Data excerpts

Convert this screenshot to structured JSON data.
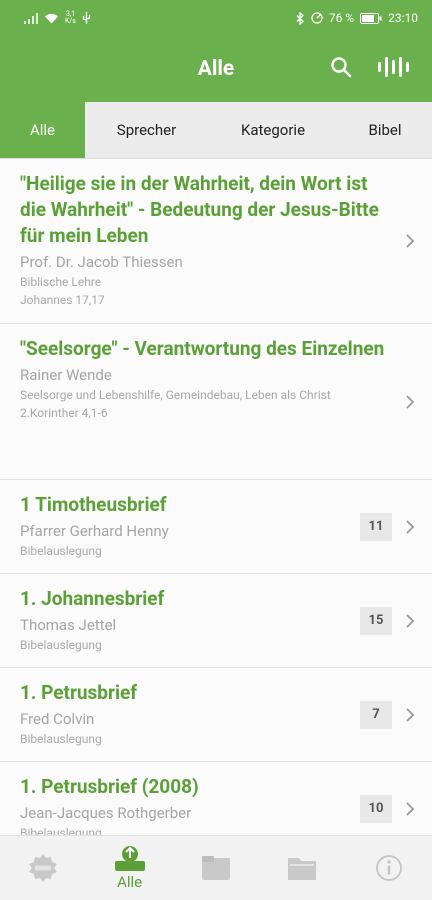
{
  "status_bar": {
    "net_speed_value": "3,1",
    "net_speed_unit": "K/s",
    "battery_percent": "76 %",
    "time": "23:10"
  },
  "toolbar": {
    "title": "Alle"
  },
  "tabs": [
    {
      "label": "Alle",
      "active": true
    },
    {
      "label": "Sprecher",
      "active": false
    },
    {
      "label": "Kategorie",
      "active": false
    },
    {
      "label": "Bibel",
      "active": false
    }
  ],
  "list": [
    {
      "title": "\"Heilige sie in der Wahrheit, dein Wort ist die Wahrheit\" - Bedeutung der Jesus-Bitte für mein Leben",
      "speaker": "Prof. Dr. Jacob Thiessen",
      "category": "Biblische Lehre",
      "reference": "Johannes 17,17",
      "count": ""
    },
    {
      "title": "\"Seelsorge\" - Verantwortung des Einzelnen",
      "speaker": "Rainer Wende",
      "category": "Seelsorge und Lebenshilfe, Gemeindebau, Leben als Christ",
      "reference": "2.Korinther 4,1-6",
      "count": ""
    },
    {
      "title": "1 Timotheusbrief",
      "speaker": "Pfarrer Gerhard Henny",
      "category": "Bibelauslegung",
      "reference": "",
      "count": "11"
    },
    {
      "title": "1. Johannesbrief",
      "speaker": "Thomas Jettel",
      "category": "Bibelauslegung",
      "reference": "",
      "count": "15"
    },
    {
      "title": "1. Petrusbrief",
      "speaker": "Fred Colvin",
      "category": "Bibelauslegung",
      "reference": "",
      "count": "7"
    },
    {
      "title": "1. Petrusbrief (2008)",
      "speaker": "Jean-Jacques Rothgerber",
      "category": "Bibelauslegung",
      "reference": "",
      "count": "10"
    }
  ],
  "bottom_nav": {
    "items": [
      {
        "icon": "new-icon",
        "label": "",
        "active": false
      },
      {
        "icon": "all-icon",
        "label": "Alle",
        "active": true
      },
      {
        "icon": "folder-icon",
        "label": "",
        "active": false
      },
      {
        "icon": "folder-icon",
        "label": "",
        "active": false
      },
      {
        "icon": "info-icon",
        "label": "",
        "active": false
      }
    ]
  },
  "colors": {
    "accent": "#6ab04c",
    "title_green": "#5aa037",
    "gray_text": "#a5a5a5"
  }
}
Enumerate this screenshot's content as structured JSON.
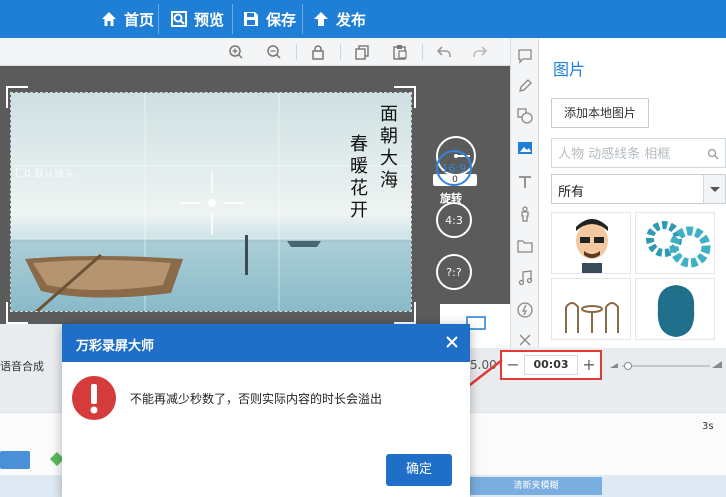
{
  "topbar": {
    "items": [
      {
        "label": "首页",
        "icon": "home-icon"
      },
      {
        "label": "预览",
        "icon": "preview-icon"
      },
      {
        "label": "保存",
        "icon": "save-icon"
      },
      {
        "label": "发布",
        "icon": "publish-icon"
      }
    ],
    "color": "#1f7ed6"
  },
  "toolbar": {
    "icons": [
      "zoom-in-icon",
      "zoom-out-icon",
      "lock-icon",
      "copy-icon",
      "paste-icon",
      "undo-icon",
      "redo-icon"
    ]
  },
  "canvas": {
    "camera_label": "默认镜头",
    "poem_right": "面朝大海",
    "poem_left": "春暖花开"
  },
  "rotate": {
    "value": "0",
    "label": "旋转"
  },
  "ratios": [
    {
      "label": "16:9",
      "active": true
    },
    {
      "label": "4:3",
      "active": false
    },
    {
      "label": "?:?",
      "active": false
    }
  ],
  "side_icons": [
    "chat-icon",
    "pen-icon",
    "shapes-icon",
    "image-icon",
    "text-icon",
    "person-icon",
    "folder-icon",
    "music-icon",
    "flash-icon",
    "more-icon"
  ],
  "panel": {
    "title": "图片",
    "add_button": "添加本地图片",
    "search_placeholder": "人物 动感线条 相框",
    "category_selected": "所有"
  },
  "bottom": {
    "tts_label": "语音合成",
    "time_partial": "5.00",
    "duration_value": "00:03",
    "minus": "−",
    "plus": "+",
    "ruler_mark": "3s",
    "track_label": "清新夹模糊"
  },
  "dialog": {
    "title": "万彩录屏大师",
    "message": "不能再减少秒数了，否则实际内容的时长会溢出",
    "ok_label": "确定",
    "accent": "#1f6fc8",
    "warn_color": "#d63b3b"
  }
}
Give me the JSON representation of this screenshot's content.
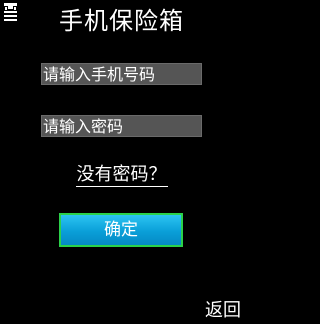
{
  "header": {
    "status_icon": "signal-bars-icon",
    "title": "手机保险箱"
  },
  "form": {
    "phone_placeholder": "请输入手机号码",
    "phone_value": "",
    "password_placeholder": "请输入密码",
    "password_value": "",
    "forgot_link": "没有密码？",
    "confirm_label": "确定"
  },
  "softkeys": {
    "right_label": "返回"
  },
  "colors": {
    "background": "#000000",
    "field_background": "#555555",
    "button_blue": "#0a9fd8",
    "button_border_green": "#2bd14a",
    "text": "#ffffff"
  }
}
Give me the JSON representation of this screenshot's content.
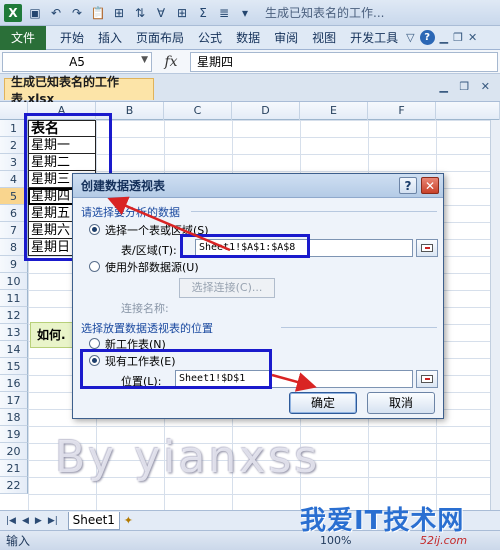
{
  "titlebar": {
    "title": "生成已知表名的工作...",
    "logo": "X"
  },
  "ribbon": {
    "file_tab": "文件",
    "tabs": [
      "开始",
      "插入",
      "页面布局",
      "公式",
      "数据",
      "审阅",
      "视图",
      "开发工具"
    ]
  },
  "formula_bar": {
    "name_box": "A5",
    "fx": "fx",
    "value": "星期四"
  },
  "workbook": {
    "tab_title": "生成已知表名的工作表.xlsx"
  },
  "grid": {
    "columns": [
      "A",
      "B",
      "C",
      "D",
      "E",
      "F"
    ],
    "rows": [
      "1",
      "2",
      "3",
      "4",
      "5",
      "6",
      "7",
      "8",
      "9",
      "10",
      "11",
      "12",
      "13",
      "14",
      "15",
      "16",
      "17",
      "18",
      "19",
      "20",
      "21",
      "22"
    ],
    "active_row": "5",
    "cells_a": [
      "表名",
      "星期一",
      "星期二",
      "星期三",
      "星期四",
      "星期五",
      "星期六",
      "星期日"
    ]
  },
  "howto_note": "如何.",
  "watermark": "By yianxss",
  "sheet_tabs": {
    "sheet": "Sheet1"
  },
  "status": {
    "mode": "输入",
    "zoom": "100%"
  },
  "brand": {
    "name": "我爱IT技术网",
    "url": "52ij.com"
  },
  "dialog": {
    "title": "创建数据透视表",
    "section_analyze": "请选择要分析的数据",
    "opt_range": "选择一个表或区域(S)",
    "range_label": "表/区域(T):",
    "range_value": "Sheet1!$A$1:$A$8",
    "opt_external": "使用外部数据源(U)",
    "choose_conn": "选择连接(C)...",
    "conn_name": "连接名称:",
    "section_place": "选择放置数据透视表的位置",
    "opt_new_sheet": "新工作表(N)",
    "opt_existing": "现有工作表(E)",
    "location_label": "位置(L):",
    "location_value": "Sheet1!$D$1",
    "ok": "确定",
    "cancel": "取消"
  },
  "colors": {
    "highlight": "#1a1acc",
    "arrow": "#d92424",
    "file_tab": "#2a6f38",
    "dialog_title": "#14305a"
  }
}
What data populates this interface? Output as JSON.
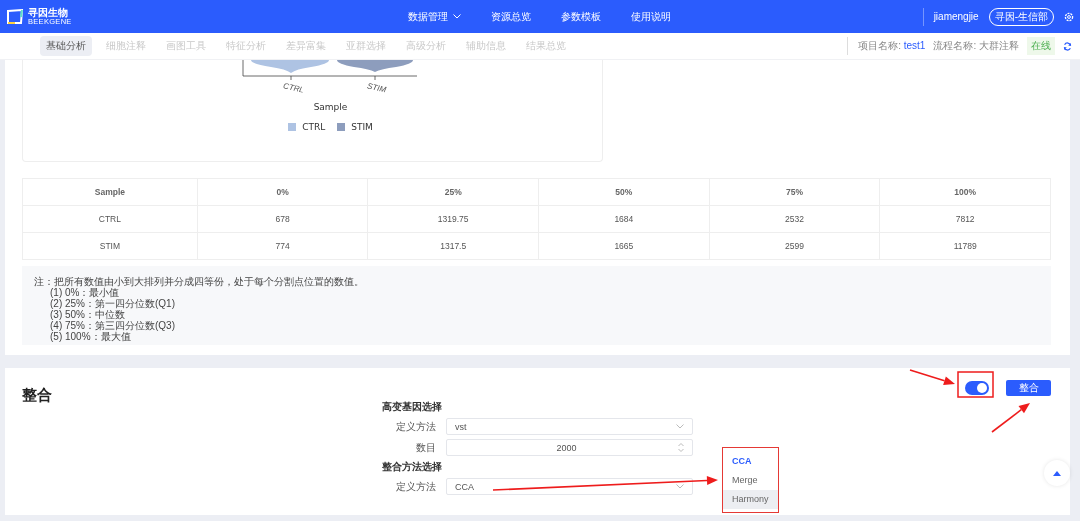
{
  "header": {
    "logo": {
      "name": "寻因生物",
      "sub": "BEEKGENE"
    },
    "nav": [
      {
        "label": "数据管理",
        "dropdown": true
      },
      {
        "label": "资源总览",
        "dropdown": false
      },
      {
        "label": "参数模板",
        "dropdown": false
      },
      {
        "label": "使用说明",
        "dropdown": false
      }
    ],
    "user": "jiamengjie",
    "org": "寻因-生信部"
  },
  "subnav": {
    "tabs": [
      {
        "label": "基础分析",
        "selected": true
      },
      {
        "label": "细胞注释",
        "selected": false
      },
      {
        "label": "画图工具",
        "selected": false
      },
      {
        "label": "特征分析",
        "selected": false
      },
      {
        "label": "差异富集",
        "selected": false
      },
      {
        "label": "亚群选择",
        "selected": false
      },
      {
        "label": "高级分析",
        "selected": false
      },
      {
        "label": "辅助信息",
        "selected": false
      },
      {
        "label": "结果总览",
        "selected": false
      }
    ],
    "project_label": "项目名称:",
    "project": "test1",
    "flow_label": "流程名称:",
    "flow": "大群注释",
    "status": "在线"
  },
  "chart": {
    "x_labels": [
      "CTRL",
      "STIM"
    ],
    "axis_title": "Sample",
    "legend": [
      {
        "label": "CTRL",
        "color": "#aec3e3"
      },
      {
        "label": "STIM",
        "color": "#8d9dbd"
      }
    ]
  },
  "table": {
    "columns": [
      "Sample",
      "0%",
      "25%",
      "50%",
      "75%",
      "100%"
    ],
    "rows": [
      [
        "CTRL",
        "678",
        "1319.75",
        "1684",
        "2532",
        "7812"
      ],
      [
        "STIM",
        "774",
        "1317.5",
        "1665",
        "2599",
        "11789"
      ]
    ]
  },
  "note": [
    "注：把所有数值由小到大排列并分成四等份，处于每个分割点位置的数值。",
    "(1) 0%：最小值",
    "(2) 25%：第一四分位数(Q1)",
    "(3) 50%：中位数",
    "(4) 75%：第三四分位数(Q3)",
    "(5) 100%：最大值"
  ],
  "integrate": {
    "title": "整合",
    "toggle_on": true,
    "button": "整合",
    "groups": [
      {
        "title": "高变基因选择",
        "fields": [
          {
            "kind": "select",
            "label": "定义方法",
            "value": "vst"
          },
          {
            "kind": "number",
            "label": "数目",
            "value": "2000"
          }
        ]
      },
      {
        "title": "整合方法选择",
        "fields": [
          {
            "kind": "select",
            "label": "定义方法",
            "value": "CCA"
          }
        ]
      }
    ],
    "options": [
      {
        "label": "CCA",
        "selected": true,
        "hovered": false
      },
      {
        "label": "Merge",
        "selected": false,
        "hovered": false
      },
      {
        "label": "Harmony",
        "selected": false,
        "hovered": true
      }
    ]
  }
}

[THE PROBLEM]: Copy each line that contains the word "true".

[TASK OUTPUT]:
      "active": true
        "active": true
      "active": true
        "dropdown": true
        "selected": true
    "toggle_on": true,
        "selected": true,
        "hovered": true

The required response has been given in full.